§ Task input
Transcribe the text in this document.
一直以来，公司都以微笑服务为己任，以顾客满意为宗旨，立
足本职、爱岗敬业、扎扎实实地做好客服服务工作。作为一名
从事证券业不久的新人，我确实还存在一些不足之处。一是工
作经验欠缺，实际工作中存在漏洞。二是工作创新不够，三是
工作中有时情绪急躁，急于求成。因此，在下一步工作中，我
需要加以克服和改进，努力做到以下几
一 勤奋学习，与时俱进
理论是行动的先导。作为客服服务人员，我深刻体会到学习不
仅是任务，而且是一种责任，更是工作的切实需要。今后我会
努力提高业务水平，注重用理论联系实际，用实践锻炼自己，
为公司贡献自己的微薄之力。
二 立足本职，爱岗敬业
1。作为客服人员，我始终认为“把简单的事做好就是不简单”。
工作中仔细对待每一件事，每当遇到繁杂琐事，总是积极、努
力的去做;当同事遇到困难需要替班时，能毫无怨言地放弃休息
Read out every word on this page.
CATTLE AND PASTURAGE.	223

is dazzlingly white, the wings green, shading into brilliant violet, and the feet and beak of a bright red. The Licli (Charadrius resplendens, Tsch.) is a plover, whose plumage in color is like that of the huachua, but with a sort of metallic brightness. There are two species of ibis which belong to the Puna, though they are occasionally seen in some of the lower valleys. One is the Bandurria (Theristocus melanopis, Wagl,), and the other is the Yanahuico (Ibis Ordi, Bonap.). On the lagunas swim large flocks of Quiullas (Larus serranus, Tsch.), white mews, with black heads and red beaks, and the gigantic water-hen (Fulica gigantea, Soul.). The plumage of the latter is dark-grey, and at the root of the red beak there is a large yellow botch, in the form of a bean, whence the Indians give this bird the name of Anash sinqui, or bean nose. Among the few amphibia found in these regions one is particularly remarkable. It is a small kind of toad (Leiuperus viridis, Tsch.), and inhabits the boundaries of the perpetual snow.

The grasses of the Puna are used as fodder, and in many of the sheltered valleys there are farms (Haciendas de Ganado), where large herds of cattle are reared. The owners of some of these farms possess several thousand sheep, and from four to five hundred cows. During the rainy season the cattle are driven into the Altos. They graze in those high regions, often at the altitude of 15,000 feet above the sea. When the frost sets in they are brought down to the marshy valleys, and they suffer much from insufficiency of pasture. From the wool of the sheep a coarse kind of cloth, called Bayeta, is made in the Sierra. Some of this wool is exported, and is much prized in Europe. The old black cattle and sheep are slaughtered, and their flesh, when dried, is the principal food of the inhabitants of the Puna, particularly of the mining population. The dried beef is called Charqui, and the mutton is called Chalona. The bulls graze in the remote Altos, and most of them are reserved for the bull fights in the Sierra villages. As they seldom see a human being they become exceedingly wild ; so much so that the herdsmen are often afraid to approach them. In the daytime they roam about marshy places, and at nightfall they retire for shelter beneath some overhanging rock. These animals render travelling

§ Set problem
Check every line of the data, and copy the ones that contain "爱岗敬业".

§ Reply to the exercise
足本职、爱岗敬业、扎扎实实地做好客服服务工作。作为一名
二 立足本职，爱岗敬业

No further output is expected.